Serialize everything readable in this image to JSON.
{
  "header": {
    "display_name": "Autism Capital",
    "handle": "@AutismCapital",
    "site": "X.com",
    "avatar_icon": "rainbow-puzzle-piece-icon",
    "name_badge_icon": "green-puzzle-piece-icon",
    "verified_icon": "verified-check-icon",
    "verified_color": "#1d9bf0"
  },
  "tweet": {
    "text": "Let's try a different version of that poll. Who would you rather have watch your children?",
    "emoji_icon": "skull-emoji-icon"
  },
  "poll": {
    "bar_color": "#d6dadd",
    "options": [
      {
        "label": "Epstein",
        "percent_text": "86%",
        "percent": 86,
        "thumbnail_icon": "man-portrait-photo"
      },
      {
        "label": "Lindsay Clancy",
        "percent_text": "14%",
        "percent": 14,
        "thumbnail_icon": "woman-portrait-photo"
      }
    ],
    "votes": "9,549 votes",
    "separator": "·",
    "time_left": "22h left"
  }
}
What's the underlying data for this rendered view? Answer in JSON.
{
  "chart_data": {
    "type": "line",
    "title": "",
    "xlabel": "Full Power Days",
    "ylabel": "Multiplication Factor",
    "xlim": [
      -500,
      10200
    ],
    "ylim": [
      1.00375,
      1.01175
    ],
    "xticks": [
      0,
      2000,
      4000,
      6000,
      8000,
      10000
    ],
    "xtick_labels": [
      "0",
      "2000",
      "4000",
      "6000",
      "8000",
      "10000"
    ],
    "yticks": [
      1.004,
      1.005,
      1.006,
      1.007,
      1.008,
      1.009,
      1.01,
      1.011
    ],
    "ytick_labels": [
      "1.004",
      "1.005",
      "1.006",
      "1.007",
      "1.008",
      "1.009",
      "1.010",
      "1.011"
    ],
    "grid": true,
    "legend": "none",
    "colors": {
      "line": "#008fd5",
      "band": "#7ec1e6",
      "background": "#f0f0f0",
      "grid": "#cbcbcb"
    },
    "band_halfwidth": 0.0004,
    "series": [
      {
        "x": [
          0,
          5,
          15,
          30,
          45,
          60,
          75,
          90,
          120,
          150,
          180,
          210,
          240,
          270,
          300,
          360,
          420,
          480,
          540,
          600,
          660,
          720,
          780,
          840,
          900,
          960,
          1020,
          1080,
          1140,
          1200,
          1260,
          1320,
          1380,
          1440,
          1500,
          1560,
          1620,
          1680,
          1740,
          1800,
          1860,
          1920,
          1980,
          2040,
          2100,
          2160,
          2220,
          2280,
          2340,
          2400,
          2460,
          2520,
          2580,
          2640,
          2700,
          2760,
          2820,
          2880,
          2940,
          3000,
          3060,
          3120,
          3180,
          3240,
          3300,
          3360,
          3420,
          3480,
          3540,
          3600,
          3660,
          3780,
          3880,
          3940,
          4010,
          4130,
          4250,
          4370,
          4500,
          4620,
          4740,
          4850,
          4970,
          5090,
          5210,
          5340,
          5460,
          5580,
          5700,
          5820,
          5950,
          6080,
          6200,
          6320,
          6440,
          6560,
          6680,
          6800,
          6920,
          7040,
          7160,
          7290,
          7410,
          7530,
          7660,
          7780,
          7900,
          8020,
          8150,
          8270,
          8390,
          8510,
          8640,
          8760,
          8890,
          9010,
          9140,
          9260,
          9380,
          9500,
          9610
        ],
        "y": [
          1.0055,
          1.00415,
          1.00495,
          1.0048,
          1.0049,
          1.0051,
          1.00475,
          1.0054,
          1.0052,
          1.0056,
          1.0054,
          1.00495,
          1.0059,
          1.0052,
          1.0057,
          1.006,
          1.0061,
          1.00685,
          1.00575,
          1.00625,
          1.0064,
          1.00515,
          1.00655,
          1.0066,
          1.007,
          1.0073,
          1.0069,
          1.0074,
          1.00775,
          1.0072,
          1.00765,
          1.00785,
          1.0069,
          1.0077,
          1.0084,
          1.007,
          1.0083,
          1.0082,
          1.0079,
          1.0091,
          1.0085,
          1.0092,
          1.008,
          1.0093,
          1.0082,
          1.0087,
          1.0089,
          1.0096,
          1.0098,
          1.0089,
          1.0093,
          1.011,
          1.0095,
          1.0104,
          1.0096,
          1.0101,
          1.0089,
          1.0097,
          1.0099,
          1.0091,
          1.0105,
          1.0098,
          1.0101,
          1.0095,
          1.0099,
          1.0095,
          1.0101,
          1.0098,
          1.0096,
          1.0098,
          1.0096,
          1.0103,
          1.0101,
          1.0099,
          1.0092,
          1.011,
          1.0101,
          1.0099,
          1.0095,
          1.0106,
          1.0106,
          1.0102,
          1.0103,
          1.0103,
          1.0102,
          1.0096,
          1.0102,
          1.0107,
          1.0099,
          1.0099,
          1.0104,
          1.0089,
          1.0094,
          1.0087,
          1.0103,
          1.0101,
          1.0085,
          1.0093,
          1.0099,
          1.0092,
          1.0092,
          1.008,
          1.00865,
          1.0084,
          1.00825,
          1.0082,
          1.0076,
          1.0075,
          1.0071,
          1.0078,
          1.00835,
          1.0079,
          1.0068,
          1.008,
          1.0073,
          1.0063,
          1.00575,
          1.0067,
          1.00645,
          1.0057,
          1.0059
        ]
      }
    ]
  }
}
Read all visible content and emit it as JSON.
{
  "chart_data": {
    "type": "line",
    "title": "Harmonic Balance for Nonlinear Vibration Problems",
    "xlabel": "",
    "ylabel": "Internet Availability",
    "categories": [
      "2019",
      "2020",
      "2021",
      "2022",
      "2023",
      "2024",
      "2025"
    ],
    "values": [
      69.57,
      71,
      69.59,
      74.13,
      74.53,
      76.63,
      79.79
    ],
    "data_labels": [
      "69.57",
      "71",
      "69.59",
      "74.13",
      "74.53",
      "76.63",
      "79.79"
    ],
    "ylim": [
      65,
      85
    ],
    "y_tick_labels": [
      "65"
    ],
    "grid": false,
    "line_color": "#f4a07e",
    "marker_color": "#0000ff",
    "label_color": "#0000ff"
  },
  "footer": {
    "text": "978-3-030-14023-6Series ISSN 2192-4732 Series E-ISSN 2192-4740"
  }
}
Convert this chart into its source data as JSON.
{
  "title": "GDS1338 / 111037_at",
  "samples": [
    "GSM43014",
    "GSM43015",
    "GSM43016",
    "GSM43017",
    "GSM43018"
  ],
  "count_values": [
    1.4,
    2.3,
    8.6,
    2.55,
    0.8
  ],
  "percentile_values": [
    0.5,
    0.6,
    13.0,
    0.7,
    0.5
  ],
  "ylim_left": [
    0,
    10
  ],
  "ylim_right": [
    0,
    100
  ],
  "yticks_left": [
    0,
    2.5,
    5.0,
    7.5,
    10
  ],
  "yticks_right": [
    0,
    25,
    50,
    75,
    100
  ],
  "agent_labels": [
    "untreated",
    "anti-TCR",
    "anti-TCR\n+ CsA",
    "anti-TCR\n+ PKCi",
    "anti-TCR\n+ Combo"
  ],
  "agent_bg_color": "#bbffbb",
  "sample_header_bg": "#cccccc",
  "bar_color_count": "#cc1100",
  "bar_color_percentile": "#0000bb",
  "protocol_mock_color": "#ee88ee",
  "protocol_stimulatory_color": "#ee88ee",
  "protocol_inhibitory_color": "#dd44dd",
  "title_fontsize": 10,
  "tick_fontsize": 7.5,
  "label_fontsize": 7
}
|---|
- Task objective:
Gather from the entries above all lines that include the string "ylabel".

- Task answer:
    "ylabel": "Multiplication Factor",
    "ylabel": "Internet Availability",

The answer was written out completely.